/---

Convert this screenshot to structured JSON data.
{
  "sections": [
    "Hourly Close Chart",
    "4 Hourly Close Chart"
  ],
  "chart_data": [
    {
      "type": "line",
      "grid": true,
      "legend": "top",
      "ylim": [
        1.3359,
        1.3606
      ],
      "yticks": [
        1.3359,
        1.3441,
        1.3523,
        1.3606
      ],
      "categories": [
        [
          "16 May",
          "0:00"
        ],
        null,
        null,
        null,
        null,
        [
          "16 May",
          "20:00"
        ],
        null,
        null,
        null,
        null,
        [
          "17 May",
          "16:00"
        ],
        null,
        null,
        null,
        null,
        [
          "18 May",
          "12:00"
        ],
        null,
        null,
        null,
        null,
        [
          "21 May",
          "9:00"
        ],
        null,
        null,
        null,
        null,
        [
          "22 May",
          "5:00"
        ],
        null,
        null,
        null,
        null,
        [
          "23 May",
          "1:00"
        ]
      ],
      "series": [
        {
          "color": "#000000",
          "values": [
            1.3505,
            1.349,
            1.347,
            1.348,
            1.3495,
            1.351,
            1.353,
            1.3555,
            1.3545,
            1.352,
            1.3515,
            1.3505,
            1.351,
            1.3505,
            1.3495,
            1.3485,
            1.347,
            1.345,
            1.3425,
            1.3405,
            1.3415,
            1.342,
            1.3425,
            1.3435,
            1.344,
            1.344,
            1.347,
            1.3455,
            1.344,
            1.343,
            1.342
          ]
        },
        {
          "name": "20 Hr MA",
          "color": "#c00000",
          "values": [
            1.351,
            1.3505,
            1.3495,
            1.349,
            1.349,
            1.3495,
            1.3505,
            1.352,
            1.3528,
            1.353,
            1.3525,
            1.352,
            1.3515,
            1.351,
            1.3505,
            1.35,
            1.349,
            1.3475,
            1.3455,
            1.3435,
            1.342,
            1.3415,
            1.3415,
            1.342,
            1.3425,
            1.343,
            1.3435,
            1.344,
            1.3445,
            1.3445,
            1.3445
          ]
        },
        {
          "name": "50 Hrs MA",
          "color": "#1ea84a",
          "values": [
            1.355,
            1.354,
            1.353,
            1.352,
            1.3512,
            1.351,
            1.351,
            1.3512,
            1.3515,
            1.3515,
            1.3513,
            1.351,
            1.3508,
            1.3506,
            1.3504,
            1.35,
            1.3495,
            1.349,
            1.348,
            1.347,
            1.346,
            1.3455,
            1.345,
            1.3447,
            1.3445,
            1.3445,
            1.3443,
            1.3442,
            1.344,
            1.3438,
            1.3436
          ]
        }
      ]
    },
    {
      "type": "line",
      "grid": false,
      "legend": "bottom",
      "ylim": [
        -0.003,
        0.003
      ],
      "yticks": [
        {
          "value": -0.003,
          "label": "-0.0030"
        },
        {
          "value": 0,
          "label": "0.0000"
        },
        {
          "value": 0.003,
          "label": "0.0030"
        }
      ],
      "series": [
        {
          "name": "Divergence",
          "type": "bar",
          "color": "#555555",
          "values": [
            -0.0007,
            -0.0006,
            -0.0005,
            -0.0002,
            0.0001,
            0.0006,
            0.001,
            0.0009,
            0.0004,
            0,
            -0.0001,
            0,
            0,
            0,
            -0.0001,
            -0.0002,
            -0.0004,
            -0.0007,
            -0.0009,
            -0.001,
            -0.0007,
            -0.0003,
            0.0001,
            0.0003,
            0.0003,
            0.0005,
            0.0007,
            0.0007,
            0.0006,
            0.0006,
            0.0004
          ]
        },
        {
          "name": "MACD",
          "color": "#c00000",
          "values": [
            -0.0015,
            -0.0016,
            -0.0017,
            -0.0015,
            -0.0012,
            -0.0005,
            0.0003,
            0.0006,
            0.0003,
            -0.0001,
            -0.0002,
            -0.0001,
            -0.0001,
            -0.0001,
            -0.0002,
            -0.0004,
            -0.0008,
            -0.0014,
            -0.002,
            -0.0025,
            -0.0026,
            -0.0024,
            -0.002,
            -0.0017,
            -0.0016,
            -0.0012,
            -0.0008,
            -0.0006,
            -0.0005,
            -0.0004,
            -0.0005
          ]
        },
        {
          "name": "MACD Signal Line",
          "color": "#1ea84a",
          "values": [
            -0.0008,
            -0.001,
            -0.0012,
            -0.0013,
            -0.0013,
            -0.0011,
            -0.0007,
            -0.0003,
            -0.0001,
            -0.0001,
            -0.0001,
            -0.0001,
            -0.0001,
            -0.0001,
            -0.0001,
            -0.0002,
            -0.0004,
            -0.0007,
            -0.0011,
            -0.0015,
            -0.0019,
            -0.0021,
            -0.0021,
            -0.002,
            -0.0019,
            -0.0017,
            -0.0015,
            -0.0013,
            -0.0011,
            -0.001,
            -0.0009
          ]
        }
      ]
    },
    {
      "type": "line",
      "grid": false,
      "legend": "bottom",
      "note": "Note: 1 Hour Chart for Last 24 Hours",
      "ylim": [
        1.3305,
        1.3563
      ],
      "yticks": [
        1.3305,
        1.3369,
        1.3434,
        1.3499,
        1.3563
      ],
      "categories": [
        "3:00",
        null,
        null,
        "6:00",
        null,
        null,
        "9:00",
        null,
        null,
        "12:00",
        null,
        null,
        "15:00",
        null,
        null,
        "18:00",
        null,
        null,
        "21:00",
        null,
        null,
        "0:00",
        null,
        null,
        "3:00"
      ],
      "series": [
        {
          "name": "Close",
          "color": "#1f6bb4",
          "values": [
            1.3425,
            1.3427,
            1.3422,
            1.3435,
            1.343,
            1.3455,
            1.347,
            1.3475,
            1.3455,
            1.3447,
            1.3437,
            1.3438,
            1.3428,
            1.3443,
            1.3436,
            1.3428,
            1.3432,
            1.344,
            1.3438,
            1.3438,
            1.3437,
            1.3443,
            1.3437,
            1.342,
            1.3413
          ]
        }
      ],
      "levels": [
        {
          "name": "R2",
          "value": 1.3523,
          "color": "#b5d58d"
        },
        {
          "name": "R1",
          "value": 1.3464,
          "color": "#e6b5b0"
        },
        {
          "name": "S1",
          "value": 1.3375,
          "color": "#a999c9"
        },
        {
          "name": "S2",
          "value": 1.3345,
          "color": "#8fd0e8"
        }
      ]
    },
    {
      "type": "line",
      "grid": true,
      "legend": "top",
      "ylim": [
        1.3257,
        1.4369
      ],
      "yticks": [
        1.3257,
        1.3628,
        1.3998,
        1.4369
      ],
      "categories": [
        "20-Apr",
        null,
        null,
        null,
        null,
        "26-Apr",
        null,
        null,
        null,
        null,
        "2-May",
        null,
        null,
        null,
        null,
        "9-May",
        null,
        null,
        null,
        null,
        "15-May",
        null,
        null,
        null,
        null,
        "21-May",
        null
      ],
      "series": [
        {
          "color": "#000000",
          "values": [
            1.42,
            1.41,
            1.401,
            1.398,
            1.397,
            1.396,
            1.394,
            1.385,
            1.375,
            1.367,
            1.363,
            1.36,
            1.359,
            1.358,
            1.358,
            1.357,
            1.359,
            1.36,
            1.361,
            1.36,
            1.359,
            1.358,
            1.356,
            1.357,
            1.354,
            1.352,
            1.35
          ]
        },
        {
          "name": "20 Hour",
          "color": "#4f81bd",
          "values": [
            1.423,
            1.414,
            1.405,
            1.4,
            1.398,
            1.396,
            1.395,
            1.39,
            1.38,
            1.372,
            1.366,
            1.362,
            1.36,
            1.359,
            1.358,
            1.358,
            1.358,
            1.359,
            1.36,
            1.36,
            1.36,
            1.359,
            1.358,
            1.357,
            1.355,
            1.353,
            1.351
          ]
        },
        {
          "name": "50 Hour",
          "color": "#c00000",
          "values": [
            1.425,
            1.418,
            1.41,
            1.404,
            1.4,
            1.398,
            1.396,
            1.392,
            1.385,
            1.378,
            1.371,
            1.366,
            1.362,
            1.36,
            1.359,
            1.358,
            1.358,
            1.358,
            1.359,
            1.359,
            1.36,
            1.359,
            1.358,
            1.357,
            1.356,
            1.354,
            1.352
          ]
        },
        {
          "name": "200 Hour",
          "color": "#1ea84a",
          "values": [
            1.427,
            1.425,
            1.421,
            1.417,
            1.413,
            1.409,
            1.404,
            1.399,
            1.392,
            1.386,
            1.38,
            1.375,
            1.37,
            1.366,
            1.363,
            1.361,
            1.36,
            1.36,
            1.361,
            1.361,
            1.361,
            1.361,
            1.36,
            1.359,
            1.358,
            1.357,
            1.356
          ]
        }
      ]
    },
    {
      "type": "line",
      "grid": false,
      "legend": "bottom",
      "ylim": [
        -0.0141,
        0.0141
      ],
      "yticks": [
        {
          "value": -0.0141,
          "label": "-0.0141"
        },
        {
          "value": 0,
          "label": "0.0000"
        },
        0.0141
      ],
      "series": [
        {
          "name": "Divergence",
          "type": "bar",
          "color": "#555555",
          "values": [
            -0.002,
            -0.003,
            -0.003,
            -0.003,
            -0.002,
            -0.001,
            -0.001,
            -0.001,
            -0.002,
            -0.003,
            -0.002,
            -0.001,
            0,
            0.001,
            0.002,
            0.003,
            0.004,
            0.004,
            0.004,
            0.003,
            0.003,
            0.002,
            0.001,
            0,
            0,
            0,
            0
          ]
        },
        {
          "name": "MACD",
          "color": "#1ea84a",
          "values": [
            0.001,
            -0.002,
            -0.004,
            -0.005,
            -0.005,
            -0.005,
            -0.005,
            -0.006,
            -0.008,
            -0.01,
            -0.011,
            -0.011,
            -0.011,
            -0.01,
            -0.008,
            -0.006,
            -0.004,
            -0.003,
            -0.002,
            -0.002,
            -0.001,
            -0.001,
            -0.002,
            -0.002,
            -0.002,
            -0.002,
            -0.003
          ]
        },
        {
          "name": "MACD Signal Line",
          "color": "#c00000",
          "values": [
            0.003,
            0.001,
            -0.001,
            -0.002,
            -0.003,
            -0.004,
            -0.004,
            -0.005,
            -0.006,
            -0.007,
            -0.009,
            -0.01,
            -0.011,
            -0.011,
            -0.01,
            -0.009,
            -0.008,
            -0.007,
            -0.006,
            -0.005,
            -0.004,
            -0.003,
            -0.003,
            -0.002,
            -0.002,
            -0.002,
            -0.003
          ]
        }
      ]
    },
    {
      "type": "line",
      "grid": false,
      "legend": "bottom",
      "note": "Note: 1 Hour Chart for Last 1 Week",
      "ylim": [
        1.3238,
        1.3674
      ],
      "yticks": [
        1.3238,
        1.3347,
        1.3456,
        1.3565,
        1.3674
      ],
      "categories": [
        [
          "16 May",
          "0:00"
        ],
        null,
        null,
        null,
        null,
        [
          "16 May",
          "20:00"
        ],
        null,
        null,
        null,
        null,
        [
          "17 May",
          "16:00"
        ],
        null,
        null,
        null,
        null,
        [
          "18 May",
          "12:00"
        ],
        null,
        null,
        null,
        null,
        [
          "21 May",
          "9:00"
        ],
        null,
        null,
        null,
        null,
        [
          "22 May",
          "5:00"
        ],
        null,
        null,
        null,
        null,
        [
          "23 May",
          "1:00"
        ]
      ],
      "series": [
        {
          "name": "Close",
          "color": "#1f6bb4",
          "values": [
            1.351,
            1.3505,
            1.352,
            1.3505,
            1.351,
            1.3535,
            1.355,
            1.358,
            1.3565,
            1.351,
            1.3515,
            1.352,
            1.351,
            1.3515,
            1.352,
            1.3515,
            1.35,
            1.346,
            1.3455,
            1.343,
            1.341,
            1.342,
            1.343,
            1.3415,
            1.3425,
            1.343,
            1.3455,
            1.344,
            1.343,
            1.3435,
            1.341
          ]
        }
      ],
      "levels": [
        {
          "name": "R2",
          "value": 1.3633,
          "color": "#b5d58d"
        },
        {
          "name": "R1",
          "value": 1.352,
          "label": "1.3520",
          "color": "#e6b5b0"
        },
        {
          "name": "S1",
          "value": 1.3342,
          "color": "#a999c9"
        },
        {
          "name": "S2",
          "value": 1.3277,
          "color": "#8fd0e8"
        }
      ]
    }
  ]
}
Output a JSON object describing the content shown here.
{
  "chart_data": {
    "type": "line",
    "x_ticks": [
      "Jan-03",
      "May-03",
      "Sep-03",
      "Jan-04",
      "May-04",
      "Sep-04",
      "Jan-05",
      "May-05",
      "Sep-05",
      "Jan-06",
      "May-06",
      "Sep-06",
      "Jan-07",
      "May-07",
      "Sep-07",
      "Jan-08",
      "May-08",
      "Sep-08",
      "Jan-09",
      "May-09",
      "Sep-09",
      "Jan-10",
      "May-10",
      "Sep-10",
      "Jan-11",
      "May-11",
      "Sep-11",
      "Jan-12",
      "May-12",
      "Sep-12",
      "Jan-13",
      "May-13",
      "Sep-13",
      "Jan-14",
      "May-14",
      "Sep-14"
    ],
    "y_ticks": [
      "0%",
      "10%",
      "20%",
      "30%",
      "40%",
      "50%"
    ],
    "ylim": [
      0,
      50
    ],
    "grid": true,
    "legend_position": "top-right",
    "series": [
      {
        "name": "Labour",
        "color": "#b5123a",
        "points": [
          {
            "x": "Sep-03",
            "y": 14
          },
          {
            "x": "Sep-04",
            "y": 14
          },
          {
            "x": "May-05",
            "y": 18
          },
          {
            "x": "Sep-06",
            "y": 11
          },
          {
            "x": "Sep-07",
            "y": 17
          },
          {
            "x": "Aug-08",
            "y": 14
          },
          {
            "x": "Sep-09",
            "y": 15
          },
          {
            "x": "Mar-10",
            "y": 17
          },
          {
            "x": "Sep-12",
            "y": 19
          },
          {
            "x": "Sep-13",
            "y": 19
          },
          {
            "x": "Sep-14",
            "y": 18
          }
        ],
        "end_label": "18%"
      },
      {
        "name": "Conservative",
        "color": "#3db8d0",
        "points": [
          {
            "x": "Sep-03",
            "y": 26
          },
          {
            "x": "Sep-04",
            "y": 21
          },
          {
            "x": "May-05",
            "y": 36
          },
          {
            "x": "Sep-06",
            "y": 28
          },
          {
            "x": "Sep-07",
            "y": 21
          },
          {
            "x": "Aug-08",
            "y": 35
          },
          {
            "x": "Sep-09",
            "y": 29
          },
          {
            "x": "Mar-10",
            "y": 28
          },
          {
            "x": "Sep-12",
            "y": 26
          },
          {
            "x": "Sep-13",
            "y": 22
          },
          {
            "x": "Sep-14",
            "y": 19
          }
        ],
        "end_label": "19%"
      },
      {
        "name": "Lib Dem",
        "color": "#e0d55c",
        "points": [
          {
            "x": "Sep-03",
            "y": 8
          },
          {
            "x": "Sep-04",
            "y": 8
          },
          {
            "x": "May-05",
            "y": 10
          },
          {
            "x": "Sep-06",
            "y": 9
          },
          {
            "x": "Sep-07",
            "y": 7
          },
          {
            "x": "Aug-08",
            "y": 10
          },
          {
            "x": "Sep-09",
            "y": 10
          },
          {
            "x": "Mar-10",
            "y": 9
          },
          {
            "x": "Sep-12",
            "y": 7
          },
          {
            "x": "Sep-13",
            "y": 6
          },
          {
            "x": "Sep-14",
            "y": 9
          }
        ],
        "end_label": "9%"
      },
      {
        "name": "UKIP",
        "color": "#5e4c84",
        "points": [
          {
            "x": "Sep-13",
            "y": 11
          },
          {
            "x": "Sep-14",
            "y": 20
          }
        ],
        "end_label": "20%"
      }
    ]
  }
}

\---

▶ [Task instructions]: Search the records for the word "JSON" and copy every line where it occurs.

▶ [Output for this exercise]:
Convert this screenshot to structured JSON data.
Output a JSON object describing the content shown here.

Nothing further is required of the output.